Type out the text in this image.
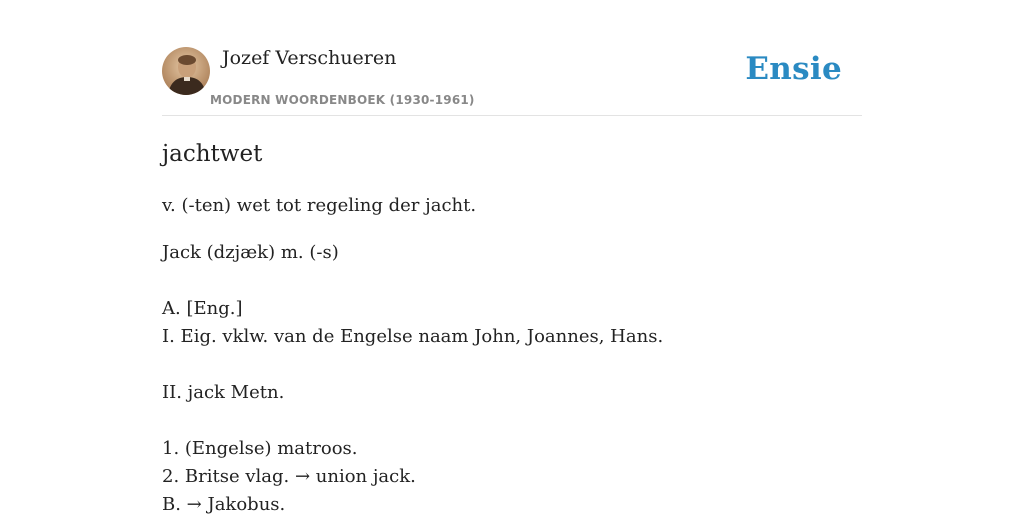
Jozef Verschueren
MODERN WOORDENBOEK (1930-1961)
Ensie
jachtwet

v. (-ten) wet tot regeling der jacht.

Jack (dzjæk) m. (-s)

A. [Eng.]

I. Eig. vklw. van de Engelse naam John, Joannes, Hans.

II. jack Metn.

1. (Engelse) matroos.

2. Britse vlag. → union jack.

B. → Jakobus.
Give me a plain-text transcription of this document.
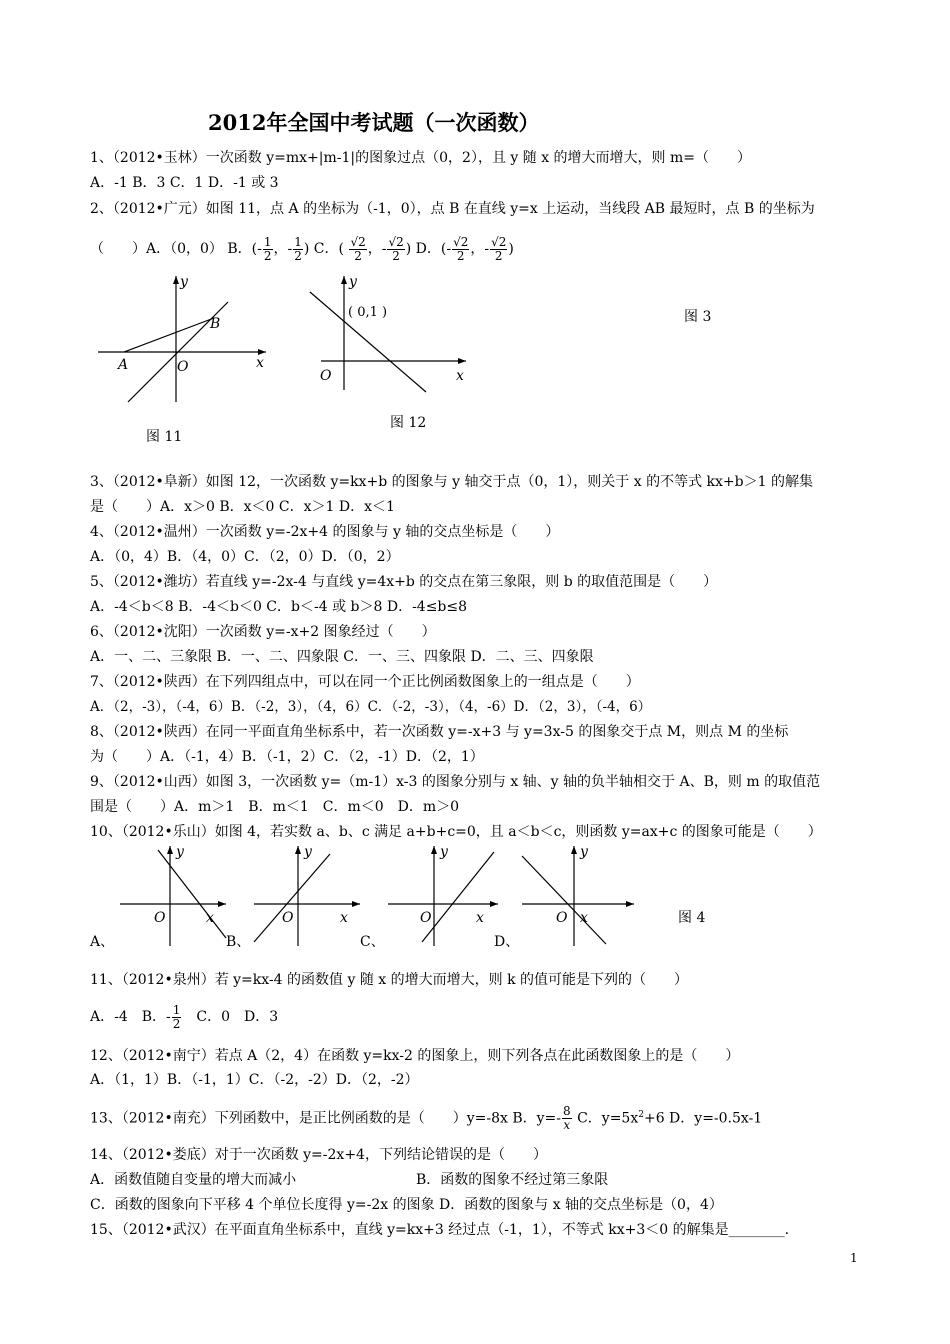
2012年全国中考试题（一次函数）
1、（2012•玉林）一次函数 y=mx+|m-1|的图象过点（0，2），且 y 随 x 的增大而增大，则 m=（　　）
A．-1 B．3 C．1 D．-1 或 3
2、（2012•广元）如图 11，点 A 的坐标为（-1，0），点 B 在直线 y=x 上运动，当线段 AB 最短时，点 B 的坐标为
（　　）A．（0，0） B．(- $\frac{1}{2}$ ，- $\frac{1}{2}$ ) C．( $\frac{√2}{2}$ ，- $\frac{√2}{2}$ ) D．(- $\frac{√2}{2}$ ，- $\frac{√2}{2}$ )
A
B
O	x
y
图 11
( 0,1 )
O	x
y
图 12
图 3
3、（2012•阜新）如图 12，一次函数 y=kx+b 的图象与 y 轴交于点（0，1），则关于 x 的不等式 kx+b＞1 的解集
是（　　）A．x＞0 B．x＜0 C．x＞1 D．x＜1
4、（2012•温州）一次函数 y=-2x+4 的图象与 y 轴的交点坐标是（　　）
A．（0，4）B．（4，0）C．（2，0）D．（0，2）
5、（2012•潍坊）若直线 y=-2x-4 与直线 y=4x+b 的交点在第三象限，则 b 的取值范围是（　　）
A．-4＜b＜8 B．-4＜b＜0 C．b＜-4 或 b＞8 D．-4≤b≤8
6、（2012•沈阳）一次函数 y=-x+2 图象经过（　　）
A．一、二、三象限 B．一、二、四象限 C．一、三、四象限 D．二、三、四象限
7、（2012•陕西）在下列四组点中，可以在同一个正比例函数图象上的一组点是（　　）
A．（2，-3），（-4，6）B．（-2，3），（4，6）C．（-2，-3），（4，-6）D．（2，3），（-4，6）
8、（2012•陕西）在同一平面直角坐标系中，若一次函数 y=-x+3 与 y=3x-5 的图象交于点 M，则点 M 的坐标
为（　　）A．（-1，4）B．（-1，2）C．（2，-1）D．（2，1）
9、（2012•山西）如图 3，一次函数 y=（m-1）x-3 的图象分别与 x 轴、y 轴的负半轴相交于 A、B，则 m 的取值范
围是（　　）A．m＞1　B．m＜1　C．m＜0　D．m＞0
10、（2012•乐山）如图 4，若实数 a、b、c 满足 a+b+c=0，且 a＜b＜c，则函数 y=ax+c 的图象可能是（　　）
O	x
y
O	x
y
O	x
y
O x
y
A、	B、	C、	D、
图 4
11、（2012•泉州）若 y=kx-4 的函数值 y 随 x 的增大而增大，则 k 的值可能是下列的（　　）
A．-4　B．- $\frac{1}{2}$
　 C．0　D．3
12、（2012•南宁）若点 A（2，4）在函数 y=kx-2 的图象上，则下列各点在此函数图象上的是（　　）
A．（1，1）B．（-1，1）C．（-2，-2）D．（2，-2）
13、（2012•南充）下列函数中，是正比例函数的是（　　）y=-8x B．$y=- \frac{8}{x}$ C．$y=5x^2+6$ D．y=-0.5x-1
14、（2012•娄底）对于一次函数 y=-2x+4，下列结论错误的是（　　）
A．函数值随自变量的增大而减小	B．函数的图象不经过第三象限
C．函数的图象向下平移 4 个单位长度得 y=-2x 的图象 D．函数的图象与 x 轴的交点坐标是（0，4）
15、（2012•武汉）在平面直角坐标系中，直线 y=kx+3 经过点（-1，1），不等式 kx+3＜0 的解集是________.
1
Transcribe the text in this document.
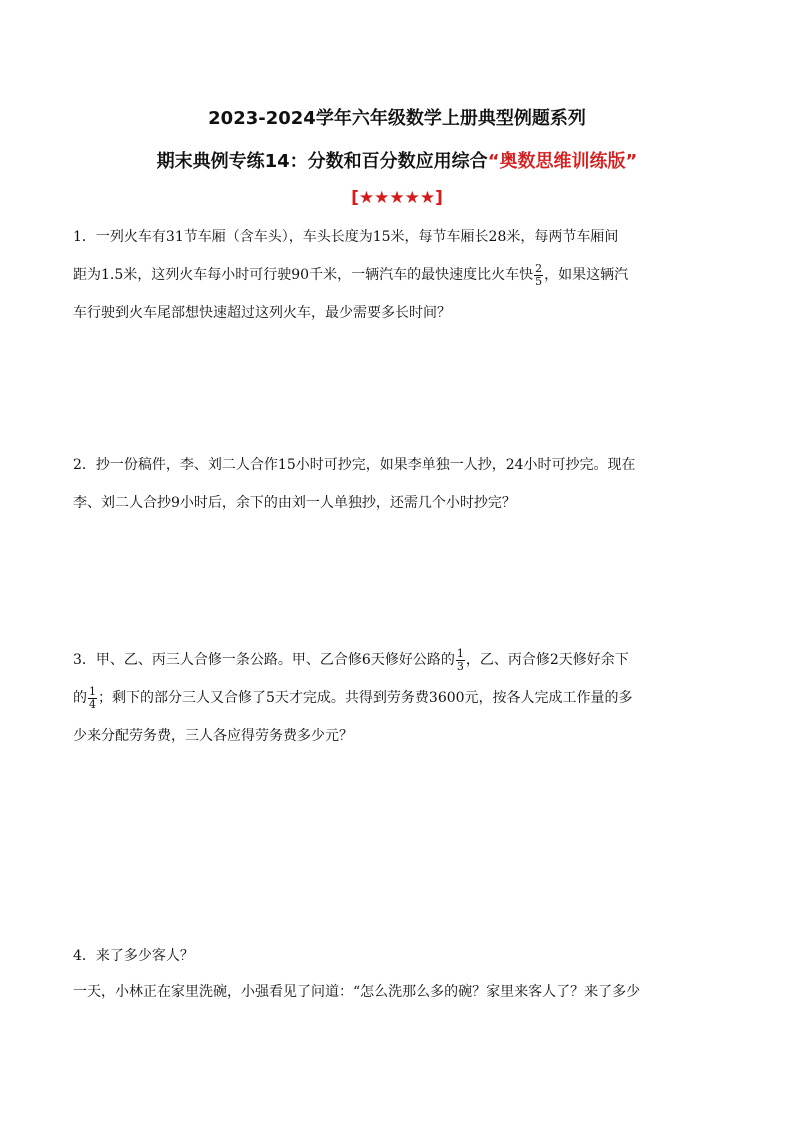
2023-2024学年六年级数学上册典型例题系列
期末典例专练14：分数和百分数应用综合“奥数思维训练版”
[★★★★★]
1．一列火车有31节车厢（含车头），车头长度为15米，每节车厢长28米，每两节车厢间
距为1.5米，这列火车每小时可行驶90千米，一辆汽车的最快速度比火车快 $\frac{2}{5}$ ，如果这辆汽
车行驶到火车尾部想快速超过这列火车，最少需要多长时间？
2．抄一份稿件，李、刘二人合作15小时可抄完，如果李单独一人抄，24小时可抄完。现在
李、刘二人合抄9小时后，余下的由刘一人单独抄，还需几个小时抄完？
3．甲、乙、丙三人合修一条公路。甲、乙合修6天修好公路的 $\frac{1}{3}$ ，乙、丙合修2天修好余下
的 $\frac{1}{4}$ ；剩下的部分三人又合修了5天才完成。共得到劳务费3600元，按各人完成工作量的多
少来分配劳务费，三人各应得劳务费多少元？
4．来了多少客人？
一天，小林正在家里洗碗，小强看见了问道：“怎么洗那么多的碗？家里来客人了？来了多少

Task statement ▸ What you return should match the records above word for word, minus the pictures.

Response ▸
Type out the text in this image.
Jozef Verschueren
MODERN WOORDENBOEK (1930-1961)
Ensie
jachtwet

v. (-ten) wet tot regeling der jacht.

Jack (dzjæk) m. (-s)

A. [Eng.]

I. Eig. vklw. van de Engelse naam John, Joannes, Hans.

II. jack Metn.

1. (Engelse) matroos.

2. Britse vlag. → union jack.

B. → Jakobus.
Give me a plain-text transcription of this document.
2012年全国中考试题（一次函数）
1、（2012•玉林）一次函数 y=mx+|m-1|的图象过点（0，2），且 y 随 x 的增大而增大，则 m=（　　）
A．-1 B．3 C．1 D．-1 或 3
2、（2012•广元）如图 11，点 A 的坐标为（-1，0），点 B 在直线 y=x 上运动，当线段 AB 最短时，点 B 的坐标为
（　　）A．（0，0） B．(- $\frac{1}{2}$ ，- $\frac{1}{2}$ ) C．( $\frac{√2}{2}$ ，- $\frac{√2}{2}$ ) D．(- $\frac{√2}{2}$ ，- $\frac{√2}{2}$ )
A
B
O	x
y
图 11
( 0,1 )
O	x
y
图 12
图 3
3、（2012•阜新）如图 12，一次函数 y=kx+b 的图象与 y 轴交于点（0，1），则关于 x 的不等式 kx+b＞1 的解集
是（　　）A．x＞0 B．x＜0 C．x＞1 D．x＜1
4、（2012•温州）一次函数 y=-2x+4 的图象与 y 轴的交点坐标是（　　）
A．（0，4）B．（4，0）C．（2，0）D．（0，2）
5、（2012•潍坊）若直线 y=-2x-4 与直线 y=4x+b 的交点在第三象限，则 b 的取值范围是（　　）
A．-4＜b＜8 B．-4＜b＜0 C．b＜-4 或 b＞8 D．-4≤b≤8
6、（2012•沈阳）一次函数 y=-x+2 图象经过（　　）
A．一、二、三象限 B．一、二、四象限 C．一、三、四象限 D．二、三、四象限
7、（2012•陕西）在下列四组点中，可以在同一个正比例函数图象上的一组点是（　　）
A．（2，-3），（-4，6）B．（-2，3），（4，6）C．（-2，-3），（4，-6）D．（2，3），（-4，6）
8、（2012•陕西）在同一平面直角坐标系中，若一次函数 y=-x+3 与 y=3x-5 的图象交于点 M，则点 M 的坐标
为（　　）A．（-1，4）B．（-1，2）C．（2，-1）D．（2，1）
9、（2012•山西）如图 3，一次函数 y=（m-1）x-3 的图象分别与 x 轴、y 轴的负半轴相交于 A、B，则 m 的取值范
围是（　　）A．m＞1　B．m＜1　C．m＜0　D．m＞0
10、（2012•乐山）如图 4，若实数 a、b、c 满足 a+b+c=0，且 a＜b＜c，则函数 y=ax+c 的图象可能是（　　）
O	x
y
O	x
y
O	x
y
O x
y
A、	B、	C、	D、
图 4
11、（2012•泉州）若 y=kx-4 的函数值 y 随 x 的增大而增大，则 k 的值可能是下列的（　　）
A．-4　B．- $\frac{1}{2}$
　 C．0　D．3
12、（2012•南宁）若点 A（2，4）在函数 y=kx-2 的图象上，则下列各点在此函数图象上的是（　　）
A．（1，1）B．（-1，1）C．（-2，-2）D．（2，-2）
13、（2012•南充）下列函数中，是正比例函数的是（　　）y=-8x B．$y=- \frac{8}{x}$ C．$y=5x^2+6$ D．y=-0.5x-1
14、（2012•娄底）对于一次函数 y=-2x+4，下列结论错误的是（　　）
A．函数值随自变量的增大而减小	B．函数的图象不经过第三象限
C．函数的图象向下平移 4 个单位长度得 y=-2x 的图象 D．函数的图象与 x 轴的交点坐标是（0，4）
15、（2012•武汉）在平面直角坐标系中，直线 y=kx+3 经过点（-1，1），不等式 kx+3＜0 的解集是________.
1
Transcribe the text in this document.
2023-2024学年六年级数学上册典型例题系列
期末典例专练14：分数和百分数应用综合“奥数思维训练版”
[★★★★★]
1．一列火车有31节车厢（含车头），车头长度为15米，每节车厢长28米，每两节车厢间
距为1.5米，这列火车每小时可行驶90千米，一辆汽车的最快速度比火车快 $\frac{2}{5}$ ，如果这辆汽
车行驶到火车尾部想快速超过这列火车，最少需要多长时间？
2．抄一份稿件，李、刘二人合作15小时可抄完，如果李单独一人抄，24小时可抄完。现在
李、刘二人合抄9小时后，余下的由刘一人单独抄，还需几个小时抄完？
3．甲、乙、丙三人合修一条公路。甲、乙合修6天修好公路的 $\frac{1}{3}$ ，乙、丙合修2天修好余下
的 $\frac{1}{4}$ ；剩下的部分三人又合修了5天才完成。共得到劳务费3600元，按各人完成工作量的多
少来分配劳务费，三人各应得劳务费多少元？
4．来了多少客人？
一天，小林正在家里洗碗，小强看见了问道：“怎么洗那么多的碗？家里来客人了？来了多少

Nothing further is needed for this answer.